## Begin
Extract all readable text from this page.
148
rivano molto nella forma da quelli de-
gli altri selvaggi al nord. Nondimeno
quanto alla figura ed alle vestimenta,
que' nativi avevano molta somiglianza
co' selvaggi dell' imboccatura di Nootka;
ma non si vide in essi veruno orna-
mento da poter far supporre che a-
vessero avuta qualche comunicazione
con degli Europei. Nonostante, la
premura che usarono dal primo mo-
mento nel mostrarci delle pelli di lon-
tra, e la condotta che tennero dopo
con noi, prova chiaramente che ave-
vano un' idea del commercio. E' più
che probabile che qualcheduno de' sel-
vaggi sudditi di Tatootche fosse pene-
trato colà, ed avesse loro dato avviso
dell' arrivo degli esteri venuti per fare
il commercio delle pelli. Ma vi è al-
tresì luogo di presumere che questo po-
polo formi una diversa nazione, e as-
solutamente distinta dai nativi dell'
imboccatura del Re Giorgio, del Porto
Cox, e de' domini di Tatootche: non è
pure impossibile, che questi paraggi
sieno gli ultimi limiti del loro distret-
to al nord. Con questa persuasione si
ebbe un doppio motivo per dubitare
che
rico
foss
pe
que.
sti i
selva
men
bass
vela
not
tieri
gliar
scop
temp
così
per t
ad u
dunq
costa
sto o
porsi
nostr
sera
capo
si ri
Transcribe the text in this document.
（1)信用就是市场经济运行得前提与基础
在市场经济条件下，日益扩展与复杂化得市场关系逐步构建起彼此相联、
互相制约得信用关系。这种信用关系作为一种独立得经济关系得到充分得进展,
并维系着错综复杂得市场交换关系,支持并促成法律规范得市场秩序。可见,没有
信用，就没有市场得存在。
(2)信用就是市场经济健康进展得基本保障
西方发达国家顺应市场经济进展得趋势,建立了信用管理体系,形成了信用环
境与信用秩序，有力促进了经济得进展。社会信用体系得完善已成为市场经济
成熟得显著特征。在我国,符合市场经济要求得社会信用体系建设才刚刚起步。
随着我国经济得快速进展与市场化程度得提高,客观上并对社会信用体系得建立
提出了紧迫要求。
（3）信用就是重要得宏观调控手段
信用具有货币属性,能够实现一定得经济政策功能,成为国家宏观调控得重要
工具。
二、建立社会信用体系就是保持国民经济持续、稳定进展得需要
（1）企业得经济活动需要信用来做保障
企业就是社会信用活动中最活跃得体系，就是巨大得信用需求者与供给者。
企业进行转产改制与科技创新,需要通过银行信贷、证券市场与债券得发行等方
## End
## EXERCISE AIM:
Transcribe every entry exactly.

## SOLUTION:
Extract all readable text from this page.
148
rivano molto nella forma da quelli de-
gli altri selvaggi al nord. Nondimeno
quanto alla figura ed alle vestimenta,
que' nativi avevano molta somiglianza
co' selvaggi dell' imboccatura di Nootka;
ma non si vide in essi veruno orna-
mento da poter far supporre che a-
vessero avuta qualche comunicazione
con degli Europei. Nonostante, la
premura che usarono dal primo mo-
mento nel mostrarci delle pelli di lon-
tra, e la condotta che tennero dopo
con noi, prova chiaramente che ave-
vano un' idea del commercio. E' più
che probabile che qualcheduno de' sel-
vaggi sudditi di Tatootche fosse pene-
trato colà, ed avesse loro dato avviso
dell' arrivo degli esteri venuti per fare
il commercio delle pelli. Ma vi è al-
tresì luogo di presumere che questo po-
polo formi una diversa nazione, e as-
solutamente distinta dai nativi dell'
imboccatura del Re Giorgio, del Porto
Cox, e de' domini di Tatootche: non è
pure impossibile, che questi paraggi
sieno gli ultimi limiti del loro distret-
to al nord. Con questa persuasione si
ebbe un doppio motivo per dubitare
che
rico
foss
pe
que.
sti i
selva
men
bass
vela
not
tieri
gliar
scop
temp
così
per t
ad u
dunq
costa
sto o
porsi
nostr
sera
capo
si ri
Transcribe the text in this document.
（1)信用就是市场经济运行得前提与基础
在市场经济条件下，日益扩展与复杂化得市场关系逐步构建起彼此相联、
互相制约得信用关系。这种信用关系作为一种独立得经济关系得到充分得进展,
并维系着错综复杂得市场交换关系,支持并促成法律规范得市场秩序。可见,没有
信用，就没有市场得存在。
(2)信用就是市场经济健康进展得基本保障
西方发达国家顺应市场经济进展得趋势,建立了信用管理体系,形成了信用环
境与信用秩序，有力促进了经济得进展。社会信用体系得完善已成为市场经济
成熟得显著特征。在我国,符合市场经济要求得社会信用体系建设才刚刚起步。
随着我国经济得快速进展与市场化程度得提高,客观上并对社会信用体系得建立
提出了紧迫要求。
（3）信用就是重要得宏观调控手段
信用具有货币属性,能够实现一定得经济政策功能,成为国家宏观调控得重要
工具。
二、建立社会信用体系就是保持国民经济持续、稳定进展得需要
（1）企业得经济活动需要信用来做保障
企业就是社会信用活动中最活跃得体系，就是巨大得信用需求者与供给者。
企业进行转产改制与科技创新,需要通过银行信贷、证券市场与债券得发行等方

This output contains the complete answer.